=== Task ===
Pick out every line holding the string "icon" and copy it.

Stored records:

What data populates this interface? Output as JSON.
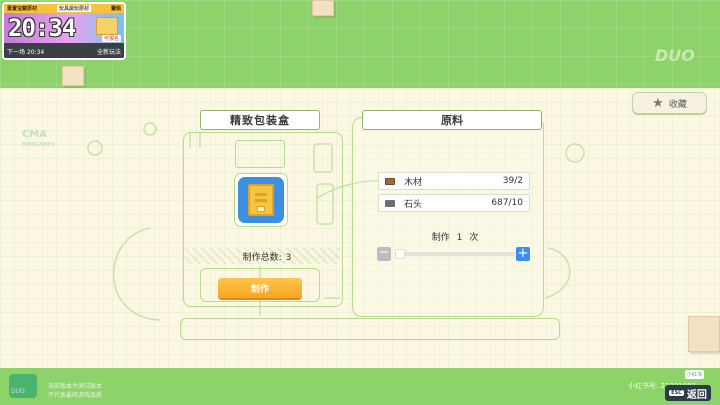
{
  "timer": {
    "tag_left": "重置宝藏原材",
    "tag_mid": "玩具屋玩原材",
    "tag_right": "蕾佩",
    "time": "20:34",
    "badge": "可报名",
    "next_label": "下一场",
    "next_time": "20:34",
    "mode": "全新玩法"
  },
  "decor": {
    "logo_top_right": "DUO",
    "logo_left_title": "CMA",
    "logo_left_sub": "MINIGAMES"
  },
  "collect": {
    "label": "收藏",
    "icon": "star-icon"
  },
  "item": {
    "title": "精致包装盒",
    "icon": "gift-box-icon",
    "total_label": "制作总数:",
    "total_value": "3",
    "make_label": "制作"
  },
  "materials": {
    "title": "原料",
    "rows": [
      {
        "icon": "wood-icon",
        "name": "木材",
        "count": "39/2"
      },
      {
        "icon": "stone-icon",
        "name": "石头",
        "count": "687/10"
      }
    ],
    "craft_label": "制作",
    "craft_count": "1",
    "craft_unit": "次",
    "minus": "−",
    "plus": "+",
    "slider_fraction": 0.0
  },
  "footer": {
    "notice_line1": "当前版本为测试版本",
    "notice_line2": "不代表最终游戏品质",
    "logo_text": "DUO",
    "small_tag": "小红书",
    "xhs_text": "小红书号: 2322198?",
    "esc_label": "ESC",
    "back_label": "返回"
  },
  "colors": {
    "background": "#8ed36a",
    "panel": "#fbf7e2",
    "accent_orange": "#f7a421",
    "accent_blue": "#3a8ef0"
  }
}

=== Reply ===
    "icon": "star-icon"
    "icon": "gift-box-icon",
        "icon": "wood-icon",
        "icon": "stone-icon",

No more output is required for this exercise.